TASK INSTRUCTIONS: Print the full listing exactly.

Stored data entries
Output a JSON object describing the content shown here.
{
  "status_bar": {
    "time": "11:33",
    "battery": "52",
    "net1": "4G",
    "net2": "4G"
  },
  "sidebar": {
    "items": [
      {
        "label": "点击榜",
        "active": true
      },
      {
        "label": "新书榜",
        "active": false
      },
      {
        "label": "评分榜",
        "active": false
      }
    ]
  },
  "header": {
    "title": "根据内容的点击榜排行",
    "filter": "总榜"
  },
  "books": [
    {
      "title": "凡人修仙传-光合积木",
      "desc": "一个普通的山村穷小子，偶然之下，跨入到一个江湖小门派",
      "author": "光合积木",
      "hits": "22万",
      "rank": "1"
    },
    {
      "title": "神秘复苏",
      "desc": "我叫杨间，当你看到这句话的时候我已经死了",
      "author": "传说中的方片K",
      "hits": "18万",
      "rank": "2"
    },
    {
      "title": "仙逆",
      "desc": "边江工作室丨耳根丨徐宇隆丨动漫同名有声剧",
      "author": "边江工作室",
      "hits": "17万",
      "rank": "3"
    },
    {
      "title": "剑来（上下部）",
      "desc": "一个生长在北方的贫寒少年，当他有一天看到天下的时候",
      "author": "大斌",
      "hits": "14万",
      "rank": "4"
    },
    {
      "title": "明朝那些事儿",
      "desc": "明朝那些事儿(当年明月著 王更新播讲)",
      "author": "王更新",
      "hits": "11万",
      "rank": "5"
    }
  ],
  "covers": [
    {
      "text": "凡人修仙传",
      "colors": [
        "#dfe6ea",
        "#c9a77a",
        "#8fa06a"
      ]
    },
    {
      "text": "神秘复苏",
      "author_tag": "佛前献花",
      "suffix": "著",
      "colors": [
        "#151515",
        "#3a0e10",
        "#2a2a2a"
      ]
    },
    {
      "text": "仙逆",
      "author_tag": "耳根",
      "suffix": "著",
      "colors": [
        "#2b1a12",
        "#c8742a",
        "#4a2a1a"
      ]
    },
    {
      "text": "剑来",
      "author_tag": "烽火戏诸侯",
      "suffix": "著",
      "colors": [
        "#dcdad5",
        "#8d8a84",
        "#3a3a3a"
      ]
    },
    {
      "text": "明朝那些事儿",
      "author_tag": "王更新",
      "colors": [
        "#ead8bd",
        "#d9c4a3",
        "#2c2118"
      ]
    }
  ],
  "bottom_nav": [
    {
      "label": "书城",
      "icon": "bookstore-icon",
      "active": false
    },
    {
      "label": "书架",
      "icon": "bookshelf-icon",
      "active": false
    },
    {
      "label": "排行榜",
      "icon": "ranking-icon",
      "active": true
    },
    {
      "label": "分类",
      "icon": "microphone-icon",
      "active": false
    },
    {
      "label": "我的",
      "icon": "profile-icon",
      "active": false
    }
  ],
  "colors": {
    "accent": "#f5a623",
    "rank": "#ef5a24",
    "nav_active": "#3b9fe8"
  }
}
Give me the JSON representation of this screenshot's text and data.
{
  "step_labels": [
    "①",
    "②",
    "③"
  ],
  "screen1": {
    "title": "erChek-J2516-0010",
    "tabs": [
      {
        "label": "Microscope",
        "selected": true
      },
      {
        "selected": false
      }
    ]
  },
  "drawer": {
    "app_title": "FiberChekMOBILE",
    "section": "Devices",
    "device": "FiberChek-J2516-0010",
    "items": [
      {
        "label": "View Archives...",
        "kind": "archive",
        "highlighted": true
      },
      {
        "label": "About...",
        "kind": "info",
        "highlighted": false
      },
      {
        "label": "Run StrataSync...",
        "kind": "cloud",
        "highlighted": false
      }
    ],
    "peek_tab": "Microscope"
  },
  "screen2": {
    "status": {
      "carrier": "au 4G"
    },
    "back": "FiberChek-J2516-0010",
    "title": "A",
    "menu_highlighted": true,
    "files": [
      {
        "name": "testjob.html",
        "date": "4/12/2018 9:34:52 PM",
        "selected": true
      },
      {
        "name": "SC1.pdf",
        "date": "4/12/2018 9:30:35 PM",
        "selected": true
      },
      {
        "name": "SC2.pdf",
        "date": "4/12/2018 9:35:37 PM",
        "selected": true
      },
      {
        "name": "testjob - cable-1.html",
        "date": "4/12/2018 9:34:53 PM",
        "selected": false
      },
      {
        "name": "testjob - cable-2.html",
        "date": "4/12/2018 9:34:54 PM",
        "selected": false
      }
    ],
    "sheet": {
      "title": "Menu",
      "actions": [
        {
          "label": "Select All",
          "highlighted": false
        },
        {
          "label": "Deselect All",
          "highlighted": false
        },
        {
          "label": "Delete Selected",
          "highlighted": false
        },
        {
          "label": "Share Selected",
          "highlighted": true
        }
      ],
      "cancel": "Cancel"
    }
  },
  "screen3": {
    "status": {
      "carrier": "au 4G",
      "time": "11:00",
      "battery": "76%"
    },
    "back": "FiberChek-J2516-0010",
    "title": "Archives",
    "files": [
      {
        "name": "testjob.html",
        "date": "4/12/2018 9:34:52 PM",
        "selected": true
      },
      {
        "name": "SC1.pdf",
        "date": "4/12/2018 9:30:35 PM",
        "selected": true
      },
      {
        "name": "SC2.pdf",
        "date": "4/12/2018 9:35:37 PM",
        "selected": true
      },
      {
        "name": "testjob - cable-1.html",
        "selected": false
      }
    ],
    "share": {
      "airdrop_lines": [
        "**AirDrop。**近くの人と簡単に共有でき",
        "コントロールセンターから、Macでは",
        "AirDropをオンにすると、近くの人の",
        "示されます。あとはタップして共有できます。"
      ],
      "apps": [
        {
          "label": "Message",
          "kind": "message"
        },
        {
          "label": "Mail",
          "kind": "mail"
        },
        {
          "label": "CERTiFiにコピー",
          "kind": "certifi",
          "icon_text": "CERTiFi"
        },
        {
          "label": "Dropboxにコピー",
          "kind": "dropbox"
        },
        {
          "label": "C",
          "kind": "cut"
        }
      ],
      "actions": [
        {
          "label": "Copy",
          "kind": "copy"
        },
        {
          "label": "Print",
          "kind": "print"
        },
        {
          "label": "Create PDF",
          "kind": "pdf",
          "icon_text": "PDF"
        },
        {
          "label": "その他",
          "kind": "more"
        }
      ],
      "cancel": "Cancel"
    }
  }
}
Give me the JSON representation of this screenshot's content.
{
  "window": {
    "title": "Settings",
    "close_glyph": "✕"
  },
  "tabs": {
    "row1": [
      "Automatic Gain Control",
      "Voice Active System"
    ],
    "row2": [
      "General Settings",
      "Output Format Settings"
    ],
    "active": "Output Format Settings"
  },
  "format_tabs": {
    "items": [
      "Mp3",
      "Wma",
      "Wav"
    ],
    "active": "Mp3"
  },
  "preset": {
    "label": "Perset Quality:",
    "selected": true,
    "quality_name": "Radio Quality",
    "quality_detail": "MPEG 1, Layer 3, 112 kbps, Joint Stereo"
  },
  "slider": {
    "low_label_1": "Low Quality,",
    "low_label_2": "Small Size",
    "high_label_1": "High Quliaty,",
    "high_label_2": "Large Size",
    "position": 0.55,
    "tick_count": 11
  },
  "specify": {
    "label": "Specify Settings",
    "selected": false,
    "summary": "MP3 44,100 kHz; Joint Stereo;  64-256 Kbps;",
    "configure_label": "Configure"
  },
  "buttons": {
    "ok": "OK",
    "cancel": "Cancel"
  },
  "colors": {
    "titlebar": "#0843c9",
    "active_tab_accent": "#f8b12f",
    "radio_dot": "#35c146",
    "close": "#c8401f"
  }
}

ANSWER BELOW:
Output a JSON object describing the content shown here.
{
  "status_bar": {
    "time": "11:33",
    "battery": "52",
    "net1": "4G",
    "net2": "4G"
  },
  "sidebar": {
    "items": [
      {
        "label": "点击榜",
        "active": true
      },
      {
        "label": "新书榜",
        "active": false
      },
      {
        "label": "评分榜",
        "active": false
      }
    ]
  },
  "header": {
    "title": "根据内容的点击榜排行",
    "filter": "总榜"
  },
  "books": [
    {
      "title": "凡人修仙传-光合积木",
      "desc": "一个普通的山村穷小子，偶然之下，跨入到一个江湖小门派",
      "author": "光合积木",
      "hits": "22万",
      "rank": "1"
    },
    {
      "title": "神秘复苏",
      "desc": "我叫杨间，当你看到这句话的时候我已经死了",
      "author": "传说中的方片K",
      "hits": "18万",
      "rank": "2"
    },
    {
      "title": "仙逆",
      "desc": "边江工作室丨耳根丨徐宇隆丨动漫同名有声剧",
      "author": "边江工作室",
      "hits": "17万",
      "rank": "3"
    },
    {
      "title": "剑来（上下部）",
      "desc": "一个生长在北方的贫寒少年，当他有一天看到天下的时候",
      "author": "大斌",
      "hits": "14万",
      "rank": "4"
    },
    {
      "title": "明朝那些事儿",
      "desc": "明朝那些事儿(当年明月著 王更新播讲)",
      "author": "王更新",
      "hits": "11万",
      "rank": "5"
    }
  ],
  "covers": [
    {
      "text": "凡人修仙传",
      "colors": [
        "#dfe6ea",
        "#c9a77a",
        "#8fa06a"
      ]
    },
    {
      "text": "神秘复苏",
      "author_tag": "佛前献花",
      "suffix": "著",
      "colors": [
        "#151515",
        "#3a0e10",
        "#2a2a2a"
      ]
    },
    {
      "text": "仙逆",
      "author_tag": "耳根",
      "suffix": "著",
      "colors": [
        "#2b1a12",
        "#c8742a",
        "#4a2a1a"
      ]
    },
    {
      "text": "剑来",
      "author_tag": "烽火戏诸侯",
      "suffix": "著",
      "colors": [
        "#dcdad5",
        "#8d8a84",
        "#3a3a3a"
      ]
    },
    {
      "text": "明朝那些事儿",
      "author_tag": "王更新",
      "colors": [
        "#ead8bd",
        "#d9c4a3",
        "#2c2118"
      ]
    }
  ],
  "bottom_nav": [
    {
      "label": "书城",
      "icon": "bookstore-icon",
      "active": false
    },
    {
      "label": "书架",
      "icon": "bookshelf-icon",
      "active": false
    },
    {
      "label": "排行榜",
      "icon": "ranking-icon",
      "active": true
    },
    {
      "label": "分类",
      "icon": "microphone-icon",
      "active": false
    },
    {
      "label": "我的",
      "icon": "profile-icon",
      "active": false
    }
  ],
  "colors": {
    "accent": "#f5a623",
    "rank": "#ef5a24",
    "nav_active": "#3b9fe8"
  }
}
Give me the JSON representation of this screenshot's text and data.
{
  "step_labels": [
    "①",
    "②",
    "③"
  ],
  "screen1": {
    "title": "erChek-J2516-0010",
    "tabs": [
      {
        "label": "Microscope",
        "selected": true
      },
      {
        "selected": false
      }
    ]
  },
  "drawer": {
    "app_title": "FiberChekMOBILE",
    "section": "Devices",
    "device": "FiberChek-J2516-0010",
    "items": [
      {
        "label": "View Archives...",
        "kind": "archive",
        "highlighted": true
      },
      {
        "label": "About...",
        "kind": "info",
        "highlighted": false
      },
      {
        "label": "Run StrataSync...",
        "kind": "cloud",
        "highlighted": false
      }
    ],
    "peek_tab": "Microscope"
  },
  "screen2": {
    "status": {
      "carrier": "au 4G"
    },
    "back": "FiberChek-J2516-0010",
    "title": "A",
    "menu_highlighted": true,
    "files": [
      {
        "name": "testjob.html",
        "date": "4/12/2018 9:34:52 PM",
        "selected": true
      },
      {
        "name": "SC1.pdf",
        "date": "4/12/2018 9:30:35 PM",
        "selected": true
      },
      {
        "name": "SC2.pdf",
        "date": "4/12/2018 9:35:37 PM",
        "selected": true
      },
      {
        "name": "testjob - cable-1.html",
        "date": "4/12/2018 9:34:53 PM",
        "selected": false
      },
      {
        "name": "testjob - cable-2.html",
        "date": "4/12/2018 9:34:54 PM",
        "selected": false
      }
    ],
    "sheet": {
      "title": "Menu",
      "actions": [
        {
          "label": "Select All",
          "highlighted": false
        },
        {
          "label": "Deselect All",
          "highlighted": false
        },
        {
          "label": "Delete Selected",
          "highlighted": false
        },
        {
          "label": "Share Selected",
          "highlighted": true
        }
      ],
      "cancel": "Cancel"
    }
  },
  "screen3": {
    "status": {
      "carrier": "au 4G",
      "time": "11:00",
      "battery": "76%"
    },
    "back": "FiberChek-J2516-0010",
    "title": "Archives",
    "files": [
      {
        "name": "testjob.html",
        "date": "4/12/2018 9:34:52 PM",
        "selected": true
      },
      {
        "name": "SC1.pdf",
        "date": "4/12/2018 9:30:35 PM",
        "selected": true
      },
      {
        "name": "SC2.pdf",
        "date": "4/12/2018 9:35:37 PM",
        "selected": true
      },
      {
        "name": "testjob - cable-1.html",
        "selected": false
      }
    ],
    "share": {
      "airdrop_lines": [
        "**AirDrop。**近くの人と簡単に共有でき",
        "コントロールセンターから、Macでは",
        "AirDropをオンにすると、近くの人の",
        "示されます。あとはタップして共有できます。"
      ],
      "apps": [
        {
          "label": "Message",
          "kind": "message"
        },
        {
          "label": "Mail",
          "kind": "mail"
        },
        {
          "label": "CERTiFiにコピー",
          "kind": "certifi",
          "icon_text": "CERTiFi"
        },
        {
          "label": "Dropboxにコピー",
          "kind": "dropbox"
        },
        {
          "label": "C",
          "kind": "cut"
        }
      ],
      "actions": [
        {
          "label": "Copy",
          "kind": "copy"
        },
        {
          "label": "Print",
          "kind": "print"
        },
        {
          "label": "Create PDF",
          "kind": "pdf",
          "icon_text": "PDF"
        },
        {
          "label": "その他",
          "kind": "more"
        }
      ],
      "cancel": "Cancel"
    }
  }
}
Give me the JSON representation of this screenshot's content.
{
  "window": {
    "title": "Settings",
    "close_glyph": "✕"
  },
  "tabs": {
    "row1": [
      "Automatic Gain Control",
      "Voice Active System"
    ],
    "row2": [
      "General Settings",
      "Output Format Settings"
    ],
    "active": "Output Format Settings"
  },
  "format_tabs": {
    "items": [
      "Mp3",
      "Wma",
      "Wav"
    ],
    "active": "Mp3"
  },
  "preset": {
    "label": "Perset Quality:",
    "selected": true,
    "quality_name": "Radio Quality",
    "quality_detail": "MPEG 1, Layer 3, 112 kbps, Joint Stereo"
  },
  "slider": {
    "low_label_1": "Low Quality,",
    "low_label_2": "Small Size",
    "high_label_1": "High Quliaty,",
    "high_label_2": "Large Size",
    "position": 0.55,
    "tick_count": 11
  },
  "specify": {
    "label": "Specify Settings",
    "selected": false,
    "summary": "MP3 44,100 kHz; Joint Stereo;  64-256 Kbps;",
    "configure_label": "Configure"
  },
  "buttons": {
    "ok": "OK",
    "cancel": "Cancel"
  },
  "colors": {
    "titlebar": "#0843c9",
    "active_tab_accent": "#f8b12f",
    "radio_dot": "#35c146",
    "close": "#c8401f"
  }
}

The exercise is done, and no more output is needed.